Transcribe the material in full. Nothing should differ except that the pictures are left out.

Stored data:

──────

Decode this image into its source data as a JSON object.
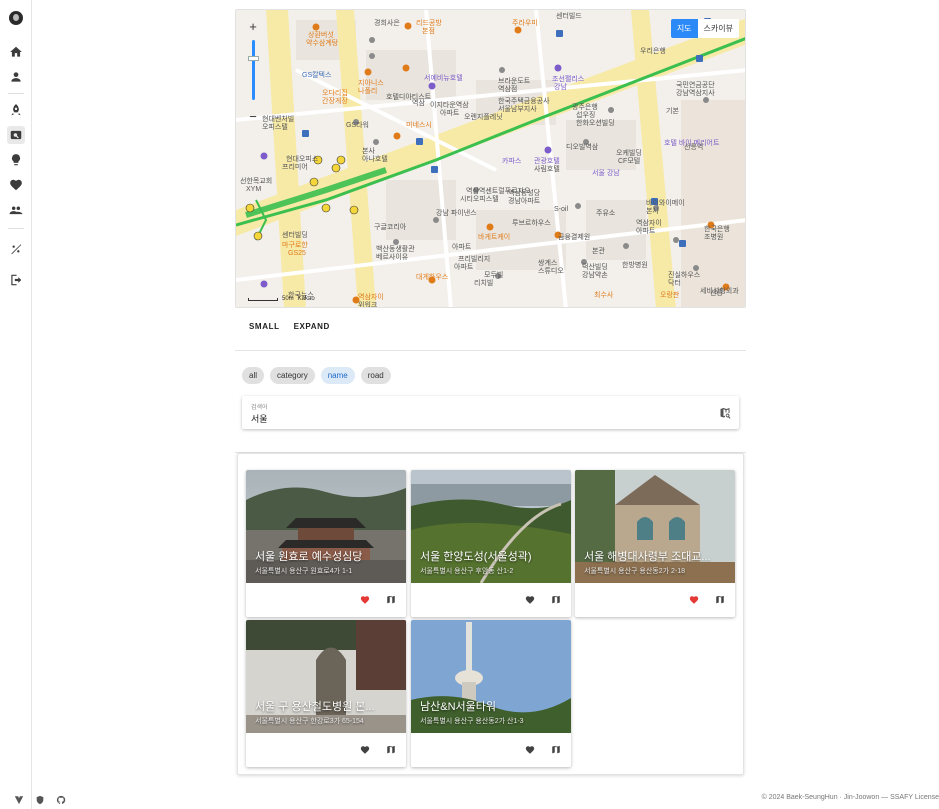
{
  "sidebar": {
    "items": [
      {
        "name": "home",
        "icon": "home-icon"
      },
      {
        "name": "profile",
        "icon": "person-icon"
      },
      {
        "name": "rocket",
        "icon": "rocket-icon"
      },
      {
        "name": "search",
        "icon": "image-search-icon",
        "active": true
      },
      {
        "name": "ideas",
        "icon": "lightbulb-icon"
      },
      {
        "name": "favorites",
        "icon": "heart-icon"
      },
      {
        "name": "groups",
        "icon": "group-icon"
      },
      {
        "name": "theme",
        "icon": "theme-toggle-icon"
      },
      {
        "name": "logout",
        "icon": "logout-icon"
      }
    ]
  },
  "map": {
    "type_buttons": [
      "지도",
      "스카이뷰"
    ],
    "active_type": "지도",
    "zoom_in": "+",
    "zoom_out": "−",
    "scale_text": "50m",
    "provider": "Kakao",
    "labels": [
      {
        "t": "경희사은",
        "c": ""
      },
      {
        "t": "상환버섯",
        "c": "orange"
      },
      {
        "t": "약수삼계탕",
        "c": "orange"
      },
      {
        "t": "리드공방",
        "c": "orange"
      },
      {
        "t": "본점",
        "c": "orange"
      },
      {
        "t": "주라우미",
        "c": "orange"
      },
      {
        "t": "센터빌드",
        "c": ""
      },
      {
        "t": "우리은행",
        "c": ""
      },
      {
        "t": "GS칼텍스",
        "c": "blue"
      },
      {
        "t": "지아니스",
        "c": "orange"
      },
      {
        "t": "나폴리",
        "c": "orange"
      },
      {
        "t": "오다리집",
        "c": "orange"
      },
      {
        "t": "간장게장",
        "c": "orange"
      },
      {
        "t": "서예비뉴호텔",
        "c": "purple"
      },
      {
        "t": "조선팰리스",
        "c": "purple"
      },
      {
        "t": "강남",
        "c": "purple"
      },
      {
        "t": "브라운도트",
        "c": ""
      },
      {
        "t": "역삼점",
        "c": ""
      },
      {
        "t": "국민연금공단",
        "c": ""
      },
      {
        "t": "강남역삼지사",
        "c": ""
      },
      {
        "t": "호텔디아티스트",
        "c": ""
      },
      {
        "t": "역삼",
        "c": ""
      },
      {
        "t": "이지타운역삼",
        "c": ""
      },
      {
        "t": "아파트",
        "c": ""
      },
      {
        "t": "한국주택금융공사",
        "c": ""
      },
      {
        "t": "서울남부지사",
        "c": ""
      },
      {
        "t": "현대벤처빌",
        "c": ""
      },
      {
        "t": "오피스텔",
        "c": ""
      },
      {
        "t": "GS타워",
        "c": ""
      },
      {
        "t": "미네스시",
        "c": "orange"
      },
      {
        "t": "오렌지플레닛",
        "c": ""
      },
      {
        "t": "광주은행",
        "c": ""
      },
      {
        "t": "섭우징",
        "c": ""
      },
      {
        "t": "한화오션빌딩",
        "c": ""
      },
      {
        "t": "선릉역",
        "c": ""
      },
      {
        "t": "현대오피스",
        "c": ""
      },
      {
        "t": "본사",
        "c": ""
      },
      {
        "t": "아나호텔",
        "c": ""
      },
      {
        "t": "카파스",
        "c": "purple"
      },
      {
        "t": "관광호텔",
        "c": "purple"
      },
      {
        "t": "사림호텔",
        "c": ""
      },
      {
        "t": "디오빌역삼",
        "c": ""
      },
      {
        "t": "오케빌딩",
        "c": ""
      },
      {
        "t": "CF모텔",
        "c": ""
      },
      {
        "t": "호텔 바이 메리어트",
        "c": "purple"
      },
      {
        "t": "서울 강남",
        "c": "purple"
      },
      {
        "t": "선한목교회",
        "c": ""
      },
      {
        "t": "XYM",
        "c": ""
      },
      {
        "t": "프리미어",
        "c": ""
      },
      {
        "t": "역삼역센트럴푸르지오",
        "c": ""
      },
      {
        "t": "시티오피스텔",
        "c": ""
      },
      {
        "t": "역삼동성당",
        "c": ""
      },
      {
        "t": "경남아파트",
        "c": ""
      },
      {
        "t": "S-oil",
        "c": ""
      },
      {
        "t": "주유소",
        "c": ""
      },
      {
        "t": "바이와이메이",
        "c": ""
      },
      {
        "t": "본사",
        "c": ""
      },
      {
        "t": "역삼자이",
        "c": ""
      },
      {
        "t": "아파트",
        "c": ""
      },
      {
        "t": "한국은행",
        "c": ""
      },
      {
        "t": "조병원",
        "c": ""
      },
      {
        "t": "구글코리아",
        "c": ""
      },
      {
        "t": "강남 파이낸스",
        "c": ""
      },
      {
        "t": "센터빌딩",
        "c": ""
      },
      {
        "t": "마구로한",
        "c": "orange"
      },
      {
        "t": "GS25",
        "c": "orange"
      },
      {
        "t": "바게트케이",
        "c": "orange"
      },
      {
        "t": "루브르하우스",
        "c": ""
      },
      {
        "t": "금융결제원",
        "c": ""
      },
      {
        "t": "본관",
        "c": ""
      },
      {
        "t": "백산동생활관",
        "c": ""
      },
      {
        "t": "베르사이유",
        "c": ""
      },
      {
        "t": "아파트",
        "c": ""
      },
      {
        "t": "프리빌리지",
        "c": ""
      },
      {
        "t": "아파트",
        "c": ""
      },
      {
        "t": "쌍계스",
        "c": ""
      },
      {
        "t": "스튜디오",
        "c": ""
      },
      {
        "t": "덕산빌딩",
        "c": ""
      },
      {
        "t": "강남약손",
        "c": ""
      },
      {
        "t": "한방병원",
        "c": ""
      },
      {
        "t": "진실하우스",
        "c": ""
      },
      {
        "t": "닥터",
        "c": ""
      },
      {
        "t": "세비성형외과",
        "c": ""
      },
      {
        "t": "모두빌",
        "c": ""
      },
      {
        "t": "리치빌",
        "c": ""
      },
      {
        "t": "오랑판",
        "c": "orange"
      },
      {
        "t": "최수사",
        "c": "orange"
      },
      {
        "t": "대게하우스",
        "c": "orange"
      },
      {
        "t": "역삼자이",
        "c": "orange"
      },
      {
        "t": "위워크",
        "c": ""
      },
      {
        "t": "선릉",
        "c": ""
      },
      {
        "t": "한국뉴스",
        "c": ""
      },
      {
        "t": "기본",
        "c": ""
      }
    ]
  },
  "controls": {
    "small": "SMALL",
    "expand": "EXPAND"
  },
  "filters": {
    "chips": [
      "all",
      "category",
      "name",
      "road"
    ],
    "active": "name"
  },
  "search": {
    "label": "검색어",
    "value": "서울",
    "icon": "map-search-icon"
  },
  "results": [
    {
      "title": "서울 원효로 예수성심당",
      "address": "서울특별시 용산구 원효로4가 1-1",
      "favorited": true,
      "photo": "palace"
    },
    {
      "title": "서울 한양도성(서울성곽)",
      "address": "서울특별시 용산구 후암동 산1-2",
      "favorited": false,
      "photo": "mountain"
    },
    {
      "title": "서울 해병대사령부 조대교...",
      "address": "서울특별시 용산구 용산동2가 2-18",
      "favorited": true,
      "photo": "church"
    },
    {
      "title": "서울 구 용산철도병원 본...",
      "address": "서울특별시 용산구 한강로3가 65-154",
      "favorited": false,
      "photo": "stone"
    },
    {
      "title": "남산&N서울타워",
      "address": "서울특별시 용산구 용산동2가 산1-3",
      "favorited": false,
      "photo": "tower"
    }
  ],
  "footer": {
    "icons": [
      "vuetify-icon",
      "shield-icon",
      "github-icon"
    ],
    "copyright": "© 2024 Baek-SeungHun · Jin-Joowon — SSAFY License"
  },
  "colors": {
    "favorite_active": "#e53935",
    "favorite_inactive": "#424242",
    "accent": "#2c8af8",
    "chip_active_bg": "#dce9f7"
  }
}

──────

## Task solution
Decode this image into its source data as a JSON object.
{
  "sidebar": {
    "items": [
      {
        "name": "home",
        "icon": "home-icon"
      },
      {
        "name": "profile",
        "icon": "person-icon"
      },
      {
        "name": "rocket",
        "icon": "rocket-icon"
      },
      {
        "name": "search",
        "icon": "image-search-icon",
        "active": true
      },
      {
        "name": "ideas",
        "icon": "lightbulb-icon"
      },
      {
        "name": "favorites",
        "icon": "heart-icon"
      },
      {
        "name": "groups",
        "icon": "group-icon"
      },
      {
        "name": "theme",
        "icon": "theme-toggle-icon"
      },
      {
        "name": "logout",
        "icon": "logout-icon"
      }
    ]
  },
  "map": {
    "type_buttons": [
      "지도",
      "스카이뷰"
    ],
    "active_type": "지도",
    "zoom_in": "+",
    "zoom_out": "−",
    "scale_text": "50m",
    "provider": "Kakao",
    "labels": [
      {
        "t": "경희사은",
        "c": ""
      },
      {
        "t": "상환버섯",
        "c": "orange"
      },
      {
        "t": "약수삼계탕",
        "c": "orange"
      },
      {
        "t": "리드공방",
        "c": "orange"
      },
      {
        "t": "본점",
        "c": "orange"
      },
      {
        "t": "주라우미",
        "c": "orange"
      },
      {
        "t": "센터빌드",
        "c": ""
      },
      {
        "t": "우리은행",
        "c": ""
      },
      {
        "t": "GS칼텍스",
        "c": "blue"
      },
      {
        "t": "지아니스",
        "c": "orange"
      },
      {
        "t": "나폴리",
        "c": "orange"
      },
      {
        "t": "오다리집",
        "c": "orange"
      },
      {
        "t": "간장게장",
        "c": "orange"
      },
      {
        "t": "서예비뉴호텔",
        "c": "purple"
      },
      {
        "t": "조선팰리스",
        "c": "purple"
      },
      {
        "t": "강남",
        "c": "purple"
      },
      {
        "t": "브라운도트",
        "c": ""
      },
      {
        "t": "역삼점",
        "c": ""
      },
      {
        "t": "국민연금공단",
        "c": ""
      },
      {
        "t": "강남역삼지사",
        "c": ""
      },
      {
        "t": "호텔디아티스트",
        "c": ""
      },
      {
        "t": "역삼",
        "c": ""
      },
      {
        "t": "이지타운역삼",
        "c": ""
      },
      {
        "t": "아파트",
        "c": ""
      },
      {
        "t": "한국주택금융공사",
        "c": ""
      },
      {
        "t": "서울남부지사",
        "c": ""
      },
      {
        "t": "현대벤처빌",
        "c": ""
      },
      {
        "t": "오피스텔",
        "c": ""
      },
      {
        "t": "GS타워",
        "c": ""
      },
      {
        "t": "미네스시",
        "c": "orange"
      },
      {
        "t": "오렌지플레닛",
        "c": ""
      },
      {
        "t": "광주은행",
        "c": ""
      },
      {
        "t": "섭우징",
        "c": ""
      },
      {
        "t": "한화오션빌딩",
        "c": ""
      },
      {
        "t": "선릉역",
        "c": ""
      },
      {
        "t": "현대오피스",
        "c": ""
      },
      {
        "t": "본사",
        "c": ""
      },
      {
        "t": "아나호텔",
        "c": ""
      },
      {
        "t": "카파스",
        "c": "purple"
      },
      {
        "t": "관광호텔",
        "c": "purple"
      },
      {
        "t": "사림호텔",
        "c": ""
      },
      {
        "t": "디오빌역삼",
        "c": ""
      },
      {
        "t": "오케빌딩",
        "c": ""
      },
      {
        "t": "CF모텔",
        "c": ""
      },
      {
        "t": "호텔 바이 메리어트",
        "c": "purple"
      },
      {
        "t": "서울 강남",
        "c": "purple"
      },
      {
        "t": "선한목교회",
        "c": ""
      },
      {
        "t": "XYM",
        "c": ""
      },
      {
        "t": "프리미어",
        "c": ""
      },
      {
        "t": "역삼역센트럴푸르지오",
        "c": ""
      },
      {
        "t": "시티오피스텔",
        "c": ""
      },
      {
        "t": "역삼동성당",
        "c": ""
      },
      {
        "t": "경남아파트",
        "c": ""
      },
      {
        "t": "S-oil",
        "c": ""
      },
      {
        "t": "주유소",
        "c": ""
      },
      {
        "t": "바이와이메이",
        "c": ""
      },
      {
        "t": "본사",
        "c": ""
      },
      {
        "t": "역삼자이",
        "c": ""
      },
      {
        "t": "아파트",
        "c": ""
      },
      {
        "t": "한국은행",
        "c": ""
      },
      {
        "t": "조병원",
        "c": ""
      },
      {
        "t": "구글코리아",
        "c": ""
      },
      {
        "t": "강남 파이낸스",
        "c": ""
      },
      {
        "t": "센터빌딩",
        "c": ""
      },
      {
        "t": "마구로한",
        "c": "orange"
      },
      {
        "t": "GS25",
        "c": "orange"
      },
      {
        "t": "바게트케이",
        "c": "orange"
      },
      {
        "t": "루브르하우스",
        "c": ""
      },
      {
        "t": "금융결제원",
        "c": ""
      },
      {
        "t": "본관",
        "c": ""
      },
      {
        "t": "백산동생활관",
        "c": ""
      },
      {
        "t": "베르사이유",
        "c": ""
      },
      {
        "t": "아파트",
        "c": ""
      },
      {
        "t": "프리빌리지",
        "c": ""
      },
      {
        "t": "아파트",
        "c": ""
      },
      {
        "t": "쌍계스",
        "c": ""
      },
      {
        "t": "스튜디오",
        "c": ""
      },
      {
        "t": "덕산빌딩",
        "c": ""
      },
      {
        "t": "강남약손",
        "c": ""
      },
      {
        "t": "한방병원",
        "c": ""
      },
      {
        "t": "진실하우스",
        "c": ""
      },
      {
        "t": "닥터",
        "c": ""
      },
      {
        "t": "세비성형외과",
        "c": ""
      },
      {
        "t": "모두빌",
        "c": ""
      },
      {
        "t": "리치빌",
        "c": ""
      },
      {
        "t": "오랑판",
        "c": "orange"
      },
      {
        "t": "최수사",
        "c": "orange"
      },
      {
        "t": "대게하우스",
        "c": "orange"
      },
      {
        "t": "역삼자이",
        "c": "orange"
      },
      {
        "t": "위워크",
        "c": ""
      },
      {
        "t": "선릉",
        "c": ""
      },
      {
        "t": "한국뉴스",
        "c": ""
      },
      {
        "t": "기본",
        "c": ""
      }
    ]
  },
  "controls": {
    "small": "SMALL",
    "expand": "EXPAND"
  },
  "filters": {
    "chips": [
      "all",
      "category",
      "name",
      "road"
    ],
    "active": "name"
  },
  "search": {
    "label": "검색어",
    "value": "서울",
    "icon": "map-search-icon"
  },
  "results": [
    {
      "title": "서울 원효로 예수성심당",
      "address": "서울특별시 용산구 원효로4가 1-1",
      "favorited": true,
      "photo": "palace"
    },
    {
      "title": "서울 한양도성(서울성곽)",
      "address": "서울특별시 용산구 후암동 산1-2",
      "favorited": false,
      "photo": "mountain"
    },
    {
      "title": "서울 해병대사령부 조대교...",
      "address": "서울특별시 용산구 용산동2가 2-18",
      "favorited": true,
      "photo": "church"
    },
    {
      "title": "서울 구 용산철도병원 본...",
      "address": "서울특별시 용산구 한강로3가 65-154",
      "favorited": false,
      "photo": "stone"
    },
    {
      "title": "남산&N서울타워",
      "address": "서울특별시 용산구 용산동2가 산1-3",
      "favorited": false,
      "photo": "tower"
    }
  ],
  "footer": {
    "icons": [
      "vuetify-icon",
      "shield-icon",
      "github-icon"
    ],
    "copyright": "© 2024 Baek-SeungHun · Jin-Joowon — SSAFY License"
  },
  "colors": {
    "favorite_active": "#e53935",
    "favorite_inactive": "#424242",
    "accent": "#2c8af8",
    "chip_active_bg": "#dce9f7"
  }
}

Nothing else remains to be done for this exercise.